Structured figure records
↓↓↓
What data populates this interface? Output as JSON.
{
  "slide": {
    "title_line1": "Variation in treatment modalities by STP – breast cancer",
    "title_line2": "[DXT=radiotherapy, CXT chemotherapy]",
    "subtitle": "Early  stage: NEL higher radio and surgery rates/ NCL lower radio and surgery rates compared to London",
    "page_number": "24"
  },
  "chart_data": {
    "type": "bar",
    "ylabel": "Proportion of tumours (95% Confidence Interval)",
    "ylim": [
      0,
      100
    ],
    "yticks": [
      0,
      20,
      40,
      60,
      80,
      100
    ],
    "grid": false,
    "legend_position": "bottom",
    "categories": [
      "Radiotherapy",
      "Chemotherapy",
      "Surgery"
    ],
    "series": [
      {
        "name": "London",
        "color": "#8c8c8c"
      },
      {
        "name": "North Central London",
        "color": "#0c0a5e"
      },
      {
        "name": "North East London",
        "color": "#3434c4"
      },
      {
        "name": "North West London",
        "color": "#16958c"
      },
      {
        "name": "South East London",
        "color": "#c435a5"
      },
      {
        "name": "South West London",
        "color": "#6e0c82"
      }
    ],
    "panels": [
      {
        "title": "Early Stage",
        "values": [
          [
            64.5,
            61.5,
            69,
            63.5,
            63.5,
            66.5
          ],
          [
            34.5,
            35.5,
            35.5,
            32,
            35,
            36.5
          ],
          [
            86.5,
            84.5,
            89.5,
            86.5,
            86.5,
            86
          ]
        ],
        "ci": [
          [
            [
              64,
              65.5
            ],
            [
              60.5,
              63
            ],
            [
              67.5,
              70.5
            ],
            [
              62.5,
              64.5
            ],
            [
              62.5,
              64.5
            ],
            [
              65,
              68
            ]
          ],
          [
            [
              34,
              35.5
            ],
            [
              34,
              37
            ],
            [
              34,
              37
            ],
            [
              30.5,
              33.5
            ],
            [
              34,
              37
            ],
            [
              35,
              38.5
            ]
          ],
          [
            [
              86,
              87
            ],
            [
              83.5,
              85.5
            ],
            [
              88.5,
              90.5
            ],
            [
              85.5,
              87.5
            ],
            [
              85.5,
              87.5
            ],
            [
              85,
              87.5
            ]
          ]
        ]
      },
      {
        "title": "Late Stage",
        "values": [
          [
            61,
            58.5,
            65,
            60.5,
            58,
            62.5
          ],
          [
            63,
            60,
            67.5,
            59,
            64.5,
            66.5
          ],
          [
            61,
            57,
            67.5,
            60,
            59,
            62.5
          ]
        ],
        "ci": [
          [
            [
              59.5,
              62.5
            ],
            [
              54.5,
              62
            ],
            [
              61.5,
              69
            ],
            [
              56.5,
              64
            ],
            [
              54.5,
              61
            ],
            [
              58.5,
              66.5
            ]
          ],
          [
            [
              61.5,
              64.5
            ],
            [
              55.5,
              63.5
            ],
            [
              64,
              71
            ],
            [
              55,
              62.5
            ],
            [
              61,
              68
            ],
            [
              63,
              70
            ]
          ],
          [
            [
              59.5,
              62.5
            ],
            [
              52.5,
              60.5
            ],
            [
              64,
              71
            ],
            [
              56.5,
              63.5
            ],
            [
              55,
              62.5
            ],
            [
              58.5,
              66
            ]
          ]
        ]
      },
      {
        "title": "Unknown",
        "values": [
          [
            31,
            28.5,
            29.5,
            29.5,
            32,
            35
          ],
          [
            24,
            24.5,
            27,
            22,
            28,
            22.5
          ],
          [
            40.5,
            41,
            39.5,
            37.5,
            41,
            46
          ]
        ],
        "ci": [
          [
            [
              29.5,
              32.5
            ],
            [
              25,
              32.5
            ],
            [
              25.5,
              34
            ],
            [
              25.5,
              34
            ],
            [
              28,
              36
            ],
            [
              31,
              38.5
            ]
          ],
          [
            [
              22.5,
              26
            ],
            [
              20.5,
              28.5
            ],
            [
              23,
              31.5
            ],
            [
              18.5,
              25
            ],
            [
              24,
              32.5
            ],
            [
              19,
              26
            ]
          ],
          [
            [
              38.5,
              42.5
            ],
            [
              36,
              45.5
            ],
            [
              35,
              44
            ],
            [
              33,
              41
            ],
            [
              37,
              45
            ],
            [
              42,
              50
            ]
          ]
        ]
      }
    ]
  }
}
↑↑↑
-- What to produce --
Please quote the records above exactly, without skipping a line.

-- Expected answer --
What data populates this interface? Output as JSON.
{
  "slide": {
    "title_line1": "Variation in treatment modalities by STP – breast cancer",
    "title_line2": "[DXT=radiotherapy, CXT chemotherapy]",
    "subtitle": "Early  stage: NEL higher radio and surgery rates/ NCL lower radio and surgery rates compared to London",
    "page_number": "24"
  },
  "chart_data": {
    "type": "bar",
    "ylabel": "Proportion of tumours (95% Confidence Interval)",
    "ylim": [
      0,
      100
    ],
    "yticks": [
      0,
      20,
      40,
      60,
      80,
      100
    ],
    "grid": false,
    "legend_position": "bottom",
    "categories": [
      "Radiotherapy",
      "Chemotherapy",
      "Surgery"
    ],
    "series": [
      {
        "name": "London",
        "color": "#8c8c8c"
      },
      {
        "name": "North Central London",
        "color": "#0c0a5e"
      },
      {
        "name": "North East London",
        "color": "#3434c4"
      },
      {
        "name": "North West London",
        "color": "#16958c"
      },
      {
        "name": "South East London",
        "color": "#c435a5"
      },
      {
        "name": "South West London",
        "color": "#6e0c82"
      }
    ],
    "panels": [
      {
        "title": "Early Stage",
        "values": [
          [
            64.5,
            61.5,
            69,
            63.5,
            63.5,
            66.5
          ],
          [
            34.5,
            35.5,
            35.5,
            32,
            35,
            36.5
          ],
          [
            86.5,
            84.5,
            89.5,
            86.5,
            86.5,
            86
          ]
        ],
        "ci": [
          [
            [
              64,
              65.5
            ],
            [
              60.5,
              63
            ],
            [
              67.5,
              70.5
            ],
            [
              62.5,
              64.5
            ],
            [
              62.5,
              64.5
            ],
            [
              65,
              68
            ]
          ],
          [
            [
              34,
              35.5
            ],
            [
              34,
              37
            ],
            [
              34,
              37
            ],
            [
              30.5,
              33.5
            ],
            [
              34,
              37
            ],
            [
              35,
              38.5
            ]
          ],
          [
            [
              86,
              87
            ],
            [
              83.5,
              85.5
            ],
            [
              88.5,
              90.5
            ],
            [
              85.5,
              87.5
            ],
            [
              85.5,
              87.5
            ],
            [
              85,
              87.5
            ]
          ]
        ]
      },
      {
        "title": "Late Stage",
        "values": [
          [
            61,
            58.5,
            65,
            60.5,
            58,
            62.5
          ],
          [
            63,
            60,
            67.5,
            59,
            64.5,
            66.5
          ],
          [
            61,
            57,
            67.5,
            60,
            59,
            62.5
          ]
        ],
        "ci": [
          [
            [
              59.5,
              62.5
            ],
            [
              54.5,
              62
            ],
            [
              61.5,
              69
            ],
            [
              56.5,
              64
            ],
            [
              54.5,
              61
            ],
            [
              58.5,
              66.5
            ]
          ],
          [
            [
              61.5,
              64.5
            ],
            [
              55.5,
              63.5
            ],
            [
              64,
              71
            ],
            [
              55,
              62.5
            ],
            [
              61,
              68
            ],
            [
              63,
              70
            ]
          ],
          [
            [
              59.5,
              62.5
            ],
            [
              52.5,
              60.5
            ],
            [
              64,
              71
            ],
            [
              56.5,
              63.5
            ],
            [
              55,
              62.5
            ],
            [
              58.5,
              66
            ]
          ]
        ]
      },
      {
        "title": "Unknown",
        "values": [
          [
            31,
            28.5,
            29.5,
            29.5,
            32,
            35
          ],
          [
            24,
            24.5,
            27,
            22,
            28,
            22.5
          ],
          [
            40.5,
            41,
            39.5,
            37.5,
            41,
            46
          ]
        ],
        "ci": [
          [
            [
              29.5,
              32.5
            ],
            [
              25,
              32.5
            ],
            [
              25.5,
              34
            ],
            [
              25.5,
              34
            ],
            [
              28,
              36
            ],
            [
              31,
              38.5
            ]
          ],
          [
            [
              22.5,
              26
            ],
            [
              20.5,
              28.5
            ],
            [
              23,
              31.5
            ],
            [
              18.5,
              25
            ],
            [
              24,
              32.5
            ],
            [
              19,
              26
            ]
          ],
          [
            [
              38.5,
              42.5
            ],
            [
              36,
              45.5
            ],
            [
              35,
              44
            ],
            [
              33,
              41
            ],
            [
              37,
              45
            ],
            [
              42,
              50
            ]
          ]
        ]
      }
    ]
  }
}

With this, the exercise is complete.